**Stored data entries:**

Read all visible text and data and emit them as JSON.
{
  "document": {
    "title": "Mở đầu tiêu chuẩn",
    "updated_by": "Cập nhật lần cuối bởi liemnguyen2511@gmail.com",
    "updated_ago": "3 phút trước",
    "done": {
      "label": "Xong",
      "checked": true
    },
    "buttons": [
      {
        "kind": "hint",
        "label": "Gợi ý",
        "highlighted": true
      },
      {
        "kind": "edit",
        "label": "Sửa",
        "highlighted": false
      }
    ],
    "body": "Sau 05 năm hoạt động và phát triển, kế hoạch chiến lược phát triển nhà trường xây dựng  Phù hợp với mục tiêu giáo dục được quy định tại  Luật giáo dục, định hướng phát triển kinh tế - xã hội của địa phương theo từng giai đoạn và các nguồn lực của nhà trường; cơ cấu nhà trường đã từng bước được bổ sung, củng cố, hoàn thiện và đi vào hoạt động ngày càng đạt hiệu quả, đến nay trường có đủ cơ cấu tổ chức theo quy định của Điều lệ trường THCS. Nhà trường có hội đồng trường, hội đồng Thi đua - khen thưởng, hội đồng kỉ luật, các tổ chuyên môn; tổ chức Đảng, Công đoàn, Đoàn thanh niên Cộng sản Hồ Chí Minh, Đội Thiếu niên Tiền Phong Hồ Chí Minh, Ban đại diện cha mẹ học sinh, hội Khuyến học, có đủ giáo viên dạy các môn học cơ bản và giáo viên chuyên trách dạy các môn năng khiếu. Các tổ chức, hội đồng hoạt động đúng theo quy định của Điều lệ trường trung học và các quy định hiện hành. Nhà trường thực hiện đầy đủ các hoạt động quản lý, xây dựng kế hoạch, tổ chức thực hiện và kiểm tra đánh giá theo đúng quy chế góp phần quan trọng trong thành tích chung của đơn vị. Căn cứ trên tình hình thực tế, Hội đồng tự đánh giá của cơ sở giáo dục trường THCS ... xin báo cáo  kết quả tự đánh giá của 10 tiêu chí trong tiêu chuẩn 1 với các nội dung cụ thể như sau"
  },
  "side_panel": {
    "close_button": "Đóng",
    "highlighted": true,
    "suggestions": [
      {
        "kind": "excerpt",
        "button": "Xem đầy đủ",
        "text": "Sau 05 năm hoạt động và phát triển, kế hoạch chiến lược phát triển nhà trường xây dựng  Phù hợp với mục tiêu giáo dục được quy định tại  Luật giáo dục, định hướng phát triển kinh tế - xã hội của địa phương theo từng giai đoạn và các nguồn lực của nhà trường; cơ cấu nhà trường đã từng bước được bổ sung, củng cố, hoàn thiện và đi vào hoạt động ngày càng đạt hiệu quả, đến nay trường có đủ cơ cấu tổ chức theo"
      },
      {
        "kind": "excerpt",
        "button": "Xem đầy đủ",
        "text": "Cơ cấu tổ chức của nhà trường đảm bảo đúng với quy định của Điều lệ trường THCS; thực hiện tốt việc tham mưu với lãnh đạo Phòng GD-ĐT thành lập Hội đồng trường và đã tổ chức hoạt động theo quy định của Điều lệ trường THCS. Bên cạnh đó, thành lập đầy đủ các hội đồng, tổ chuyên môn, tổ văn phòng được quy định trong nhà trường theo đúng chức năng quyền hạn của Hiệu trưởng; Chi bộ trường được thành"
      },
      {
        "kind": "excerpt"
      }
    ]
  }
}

**Short task:** Nothing should be changed: write out all of the data as is.

**Written solution:**
Read all visible text and data and emit them as JSON.
{
  "document": {
    "title": "Mở đầu tiêu chuẩn",
    "updated_by": "Cập nhật lần cuối bởi liemnguyen2511@gmail.com",
    "updated_ago": "3 phút trước",
    "done": {
      "label": "Xong",
      "checked": true
    },
    "buttons": [
      {
        "kind": "hint",
        "label": "Gợi ý",
        "highlighted": true
      },
      {
        "kind": "edit",
        "label": "Sửa",
        "highlighted": false
      }
    ],
    "body": "Sau 05 năm hoạt động và phát triển, kế hoạch chiến lược phát triển nhà trường xây dựng  Phù hợp với mục tiêu giáo dục được quy định tại  Luật giáo dục, định hướng phát triển kinh tế - xã hội của địa phương theo từng giai đoạn và các nguồn lực của nhà trường; cơ cấu nhà trường đã từng bước được bổ sung, củng cố, hoàn thiện và đi vào hoạt động ngày càng đạt hiệu quả, đến nay trường có đủ cơ cấu tổ chức theo quy định của Điều lệ trường THCS. Nhà trường có hội đồng trường, hội đồng Thi đua - khen thưởng, hội đồng kỉ luật, các tổ chuyên môn; tổ chức Đảng, Công đoàn, Đoàn thanh niên Cộng sản Hồ Chí Minh, Đội Thiếu niên Tiền Phong Hồ Chí Minh, Ban đại diện cha mẹ học sinh, hội Khuyến học, có đủ giáo viên dạy các môn học cơ bản và giáo viên chuyên trách dạy các môn năng khiếu. Các tổ chức, hội đồng hoạt động đúng theo quy định của Điều lệ trường trung học và các quy định hiện hành. Nhà trường thực hiện đầy đủ các hoạt động quản lý, xây dựng kế hoạch, tổ chức thực hiện và kiểm tra đánh giá theo đúng quy chế góp phần quan trọng trong thành tích chung của đơn vị. Căn cứ trên tình hình thực tế, Hội đồng tự đánh giá của cơ sở giáo dục trường THCS ... xin báo cáo  kết quả tự đánh giá của 10 tiêu chí trong tiêu chuẩn 1 với các nội dung cụ thể như sau"
  },
  "side_panel": {
    "close_button": "Đóng",
    "highlighted": true,
    "suggestions": [
      {
        "kind": "excerpt",
        "button": "Xem đầy đủ",
        "text": "Sau 05 năm hoạt động và phát triển, kế hoạch chiến lược phát triển nhà trường xây dựng  Phù hợp với mục tiêu giáo dục được quy định tại  Luật giáo dục, định hướng phát triển kinh tế - xã hội của địa phương theo từng giai đoạn và các nguồn lực của nhà trường; cơ cấu nhà trường đã từng bước được bổ sung, củng cố, hoàn thiện và đi vào hoạt động ngày càng đạt hiệu quả, đến nay trường có đủ cơ cấu tổ chức theo"
      },
      {
        "kind": "excerpt",
        "button": "Xem đầy đủ",
        "text": "Cơ cấu tổ chức của nhà trường đảm bảo đúng với quy định của Điều lệ trường THCS; thực hiện tốt việc tham mưu với lãnh đạo Phòng GD-ĐT thành lập Hội đồng trường và đã tổ chức hoạt động theo quy định của Điều lệ trường THCS. Bên cạnh đó, thành lập đầy đủ các hội đồng, tổ chuyên môn, tổ văn phòng được quy định trong nhà trường theo đúng chức năng quyền hạn của Hiệu trưởng; Chi bộ trường được thành"
      },
      {
        "kind": "excerpt"
      }
    ]
  }
}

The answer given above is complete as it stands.